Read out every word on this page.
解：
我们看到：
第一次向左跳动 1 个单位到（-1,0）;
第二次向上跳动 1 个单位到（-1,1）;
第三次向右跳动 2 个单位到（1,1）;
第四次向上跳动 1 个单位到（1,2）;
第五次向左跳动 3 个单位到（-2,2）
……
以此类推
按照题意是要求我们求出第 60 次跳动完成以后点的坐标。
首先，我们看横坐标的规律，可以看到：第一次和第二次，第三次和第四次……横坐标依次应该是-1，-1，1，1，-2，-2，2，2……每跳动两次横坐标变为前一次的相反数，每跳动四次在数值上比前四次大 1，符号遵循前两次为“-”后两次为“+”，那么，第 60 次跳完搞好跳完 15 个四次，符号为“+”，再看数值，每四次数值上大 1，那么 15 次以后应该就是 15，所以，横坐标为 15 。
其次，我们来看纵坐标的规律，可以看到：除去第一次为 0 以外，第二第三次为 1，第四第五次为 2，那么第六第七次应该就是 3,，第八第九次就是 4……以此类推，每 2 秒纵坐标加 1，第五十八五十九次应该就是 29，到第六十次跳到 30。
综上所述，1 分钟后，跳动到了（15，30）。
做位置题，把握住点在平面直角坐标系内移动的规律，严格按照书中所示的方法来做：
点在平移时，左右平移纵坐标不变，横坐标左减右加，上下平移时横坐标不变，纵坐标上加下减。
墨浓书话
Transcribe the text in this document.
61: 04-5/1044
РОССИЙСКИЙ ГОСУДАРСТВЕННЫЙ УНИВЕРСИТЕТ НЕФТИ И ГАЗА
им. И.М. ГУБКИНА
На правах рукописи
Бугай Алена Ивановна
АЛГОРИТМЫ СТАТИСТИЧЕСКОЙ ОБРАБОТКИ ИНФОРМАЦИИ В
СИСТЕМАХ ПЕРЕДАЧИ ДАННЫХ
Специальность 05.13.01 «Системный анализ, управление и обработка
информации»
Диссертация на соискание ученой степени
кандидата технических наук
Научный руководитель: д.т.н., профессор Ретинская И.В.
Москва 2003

•••••

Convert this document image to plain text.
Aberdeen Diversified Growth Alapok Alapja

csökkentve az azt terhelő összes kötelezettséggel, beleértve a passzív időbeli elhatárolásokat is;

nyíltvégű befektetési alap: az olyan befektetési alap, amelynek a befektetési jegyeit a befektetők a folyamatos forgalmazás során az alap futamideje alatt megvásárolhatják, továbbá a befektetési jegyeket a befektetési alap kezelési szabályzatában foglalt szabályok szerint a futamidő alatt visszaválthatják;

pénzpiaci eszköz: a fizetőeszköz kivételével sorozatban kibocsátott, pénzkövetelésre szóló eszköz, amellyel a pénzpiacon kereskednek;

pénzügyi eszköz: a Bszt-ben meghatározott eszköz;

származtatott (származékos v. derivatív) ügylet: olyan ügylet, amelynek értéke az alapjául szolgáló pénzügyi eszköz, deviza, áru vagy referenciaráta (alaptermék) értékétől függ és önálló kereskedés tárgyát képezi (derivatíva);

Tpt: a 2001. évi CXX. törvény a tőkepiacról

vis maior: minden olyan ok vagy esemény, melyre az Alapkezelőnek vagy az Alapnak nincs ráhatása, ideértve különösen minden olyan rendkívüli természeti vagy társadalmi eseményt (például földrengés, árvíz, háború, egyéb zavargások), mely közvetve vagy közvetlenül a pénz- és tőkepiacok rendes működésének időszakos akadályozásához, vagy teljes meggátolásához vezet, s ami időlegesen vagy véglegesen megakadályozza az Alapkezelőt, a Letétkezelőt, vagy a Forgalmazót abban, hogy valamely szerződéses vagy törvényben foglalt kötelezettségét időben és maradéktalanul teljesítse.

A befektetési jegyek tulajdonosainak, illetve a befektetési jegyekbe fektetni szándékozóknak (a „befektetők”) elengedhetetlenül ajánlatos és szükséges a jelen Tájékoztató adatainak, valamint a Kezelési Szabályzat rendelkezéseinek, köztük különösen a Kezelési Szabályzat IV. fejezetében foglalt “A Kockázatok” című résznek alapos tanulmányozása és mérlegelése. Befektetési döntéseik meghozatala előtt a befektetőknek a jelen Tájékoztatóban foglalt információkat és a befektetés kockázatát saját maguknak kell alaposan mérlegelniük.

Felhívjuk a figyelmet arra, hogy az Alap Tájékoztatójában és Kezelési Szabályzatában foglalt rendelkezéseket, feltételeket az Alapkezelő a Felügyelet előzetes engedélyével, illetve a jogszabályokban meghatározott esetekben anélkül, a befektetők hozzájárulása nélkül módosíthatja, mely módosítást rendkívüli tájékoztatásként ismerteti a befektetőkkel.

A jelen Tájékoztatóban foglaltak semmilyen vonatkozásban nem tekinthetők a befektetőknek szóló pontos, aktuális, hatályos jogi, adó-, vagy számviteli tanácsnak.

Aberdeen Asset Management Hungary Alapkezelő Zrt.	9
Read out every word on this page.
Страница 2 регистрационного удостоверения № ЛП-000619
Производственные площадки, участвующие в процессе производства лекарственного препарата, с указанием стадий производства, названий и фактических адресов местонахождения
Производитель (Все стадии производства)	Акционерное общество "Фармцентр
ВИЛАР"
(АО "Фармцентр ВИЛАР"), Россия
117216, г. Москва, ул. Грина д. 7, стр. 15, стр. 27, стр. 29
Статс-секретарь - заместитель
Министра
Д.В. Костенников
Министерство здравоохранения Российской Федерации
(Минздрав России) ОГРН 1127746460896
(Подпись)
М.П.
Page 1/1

•••••

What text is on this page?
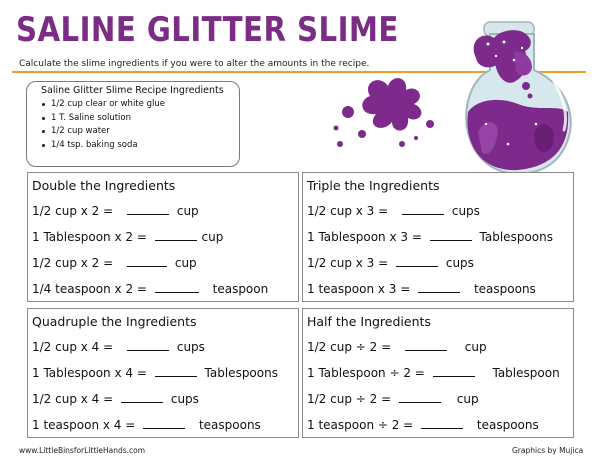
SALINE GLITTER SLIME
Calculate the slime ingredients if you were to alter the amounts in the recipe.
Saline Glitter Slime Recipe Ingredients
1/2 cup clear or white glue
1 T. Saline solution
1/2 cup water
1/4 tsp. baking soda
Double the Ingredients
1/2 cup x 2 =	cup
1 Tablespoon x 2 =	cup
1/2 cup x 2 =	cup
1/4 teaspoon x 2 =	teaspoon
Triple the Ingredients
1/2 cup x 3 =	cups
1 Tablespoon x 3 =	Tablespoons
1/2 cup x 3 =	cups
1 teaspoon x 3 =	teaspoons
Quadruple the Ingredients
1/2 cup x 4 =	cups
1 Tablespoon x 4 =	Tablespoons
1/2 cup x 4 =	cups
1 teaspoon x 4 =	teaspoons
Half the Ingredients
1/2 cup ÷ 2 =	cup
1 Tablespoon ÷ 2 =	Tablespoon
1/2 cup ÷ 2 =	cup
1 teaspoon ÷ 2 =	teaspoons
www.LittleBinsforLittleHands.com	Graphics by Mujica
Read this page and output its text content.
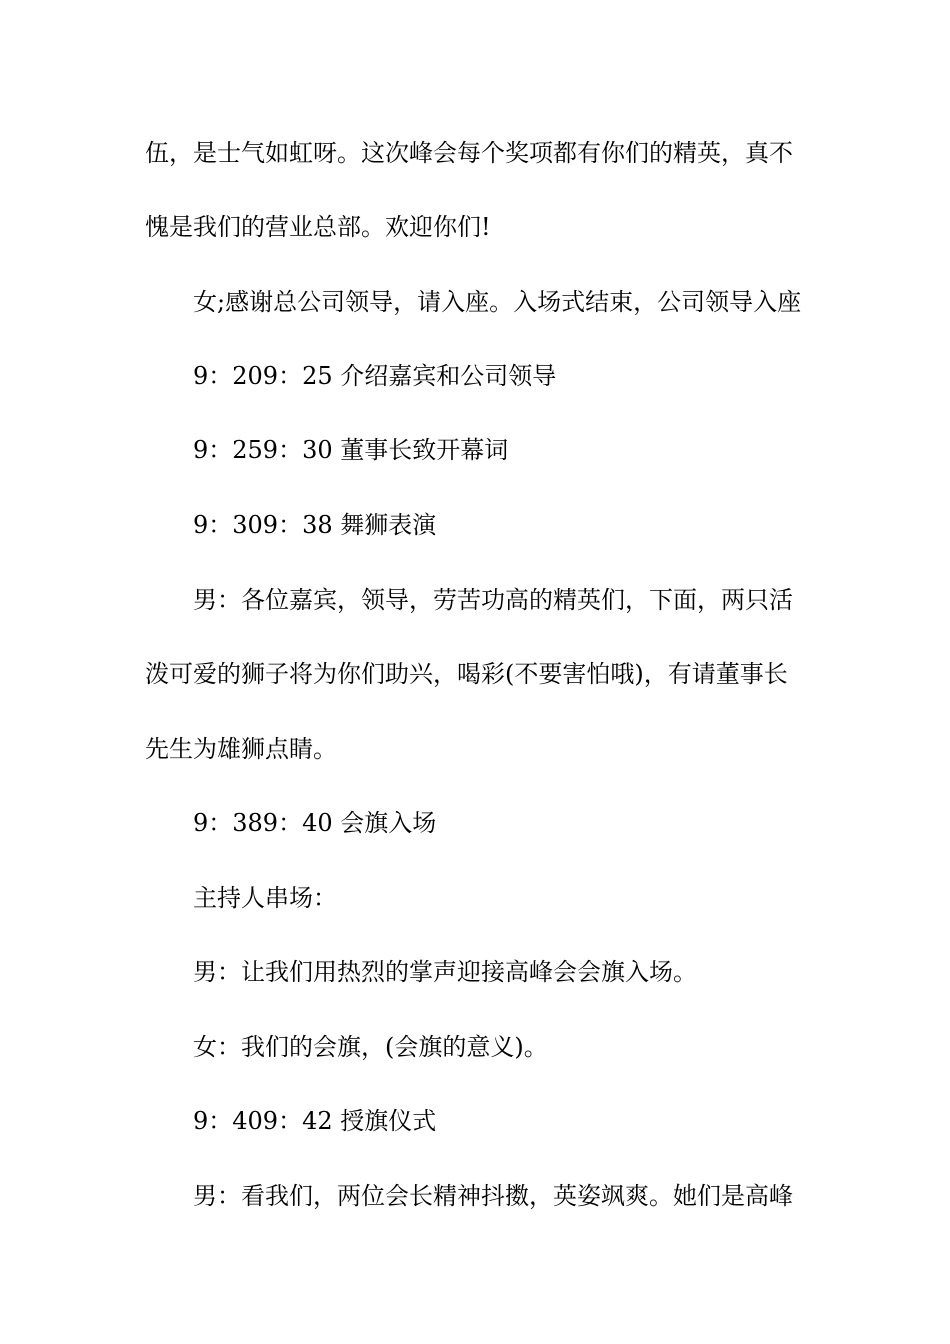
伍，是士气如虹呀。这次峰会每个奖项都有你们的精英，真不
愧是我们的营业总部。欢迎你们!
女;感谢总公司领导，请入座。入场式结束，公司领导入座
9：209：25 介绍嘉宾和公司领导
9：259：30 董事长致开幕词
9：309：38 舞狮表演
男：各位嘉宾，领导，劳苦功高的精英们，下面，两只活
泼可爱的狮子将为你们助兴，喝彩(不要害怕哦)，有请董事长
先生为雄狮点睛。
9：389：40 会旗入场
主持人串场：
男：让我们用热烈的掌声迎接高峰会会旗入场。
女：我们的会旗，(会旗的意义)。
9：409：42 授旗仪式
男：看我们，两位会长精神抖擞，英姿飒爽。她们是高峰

•••••

**Exercise directions**
Return every line above in which the string "document" occurs.

**Answer in full**
Transcribe the text in this document.
Convert this document image to plain text.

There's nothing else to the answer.